→ **SOURCE DOCUMENT**
.....
This is the story of two houses, the house we live in now and the house we will soon live in. It is not a particularly interesting story. But in all the hub-bub of preparing to move and all the anxiety I feel on the verge of such a big change, I felt like I needed to take a few minutes to write down the story of the two houses. To remind myself of how the Lord takes care of us and how He blesses us.
When we bought the house here in Verona, we felt peaceful about it. This was back in 2010 when the economy was terrible, the markets were practically frozen, and no houses were selling. It seemed crazy to buy a house when we knew we would have to turn around and sell it in just three years. It was hard to imagine the real estate market ever being back to "normal." It was hard to see how we could plan on being able to sell the house at all, let alone avoid losing a ton of money in the deal. Logically, it didn't seem like the best idea ever. But we knew renting was not going to work, and we felt strongly that buying a house was the right thing to do. We would just have to trust the Lord that it would all work out.
We right away knew this was the house. It didn't have all the bells and whistles of some others. It didn't make us swoon. But it felt like home. We felt comfortable and peaceful, and right away I could imagine our life here. I knew we would be happy here. As we moved forward with the purchase of this house, I felt a confirmation from the Spirit that we would be able to sell it and it would not be a financial hardship. Sure, over the short years we have been here I have worried about selling the house. But it was my choice to worry. God had already told me not to worry. (Yes, I have an addiction to worry.)
Suddenly, when Sara was a month old, we realized we needed to get serious about selling our house. We started preparing the house, chose an agent, and came up with a plan. We decided to list the house at the end of March. There was some debate about it. Spring was late this year, and the market would be slow until the temperatures warmed up. It could perhaps be to our advantage to wait and list the house later, when things were hopping ... if they got hopping. We decided, no, we felt like we should list the house early. Greg especially felt strongly that it was the right thing to do.
We had a lot of work to do. Our house has been well-maintained and we've tackled some projects here and there since we bought it, so there was nothing major to do. But it was important to us that our house be in tip-top shape and show well. After months and months of our lives being in disarray (I wasn't super productive during my pregnancy), there was a lot of sorting, repairing, organizing, cleaning, arranging, donating, and disposing to do. (A LOT!!) Of course, this all happened when Greg was in the middle of the most intense writing phase of his dissertation. And we had a baby who wanted to be held all the time! Miraculously (let me say that again, miraculously), we managed to get our house on the market just before spring break. We got the house as pristine as possible and then took our mess and fled to Texas for 10 days.
.....
→ **DATA EXCERPT**

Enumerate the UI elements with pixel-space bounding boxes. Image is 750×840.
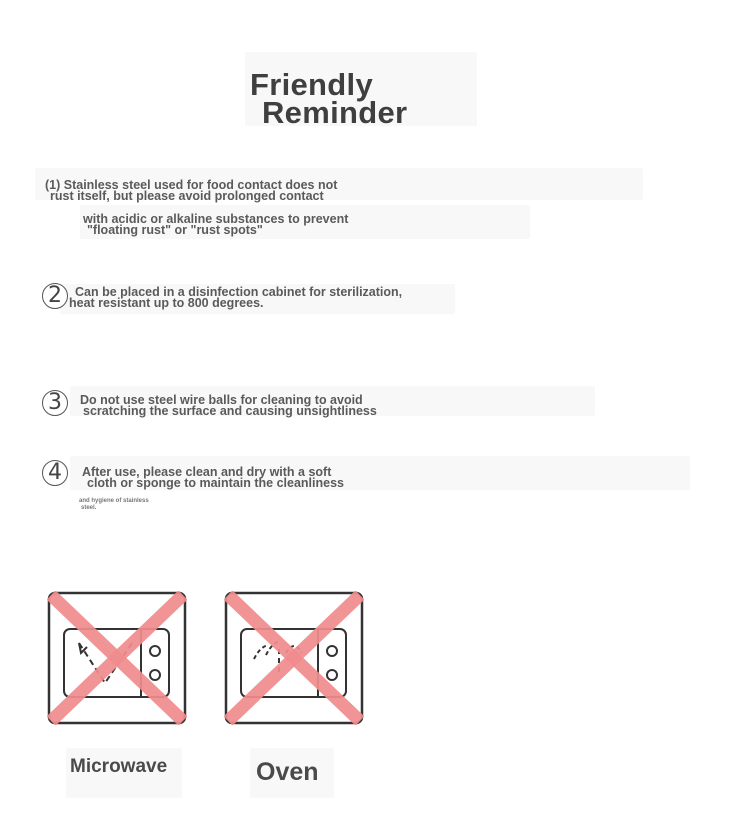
.....
→ **WORK TO COMPLETE**
- 1) In the story of the two houses, when did the family decide to list their Verona house?
- 2) From the story of the two houses, extract the passage that begins at the words "We right away" and ends after "addiction to worry.)".

→ **SOLUTIONS TO THE PROBLEMS**
- 1) At the end of March.

- 2)
We right away knew this was the house. It didn't have all the bells and whistles of some others. It didn't make us swoon. But it felt like home. We felt comfortable and peaceful, and right away I could imagine our life here. I knew we would be happy here. As we moved forward with the purchase of this house, I felt a confirmation from the Spirit that we would be able to sell it and it would not be a financial hardship. Sure, over the short years we have been here I have worried about selling the house. But it was my choice to worry. God had already told me not to worry. (Yes, I have an addiction to worry.)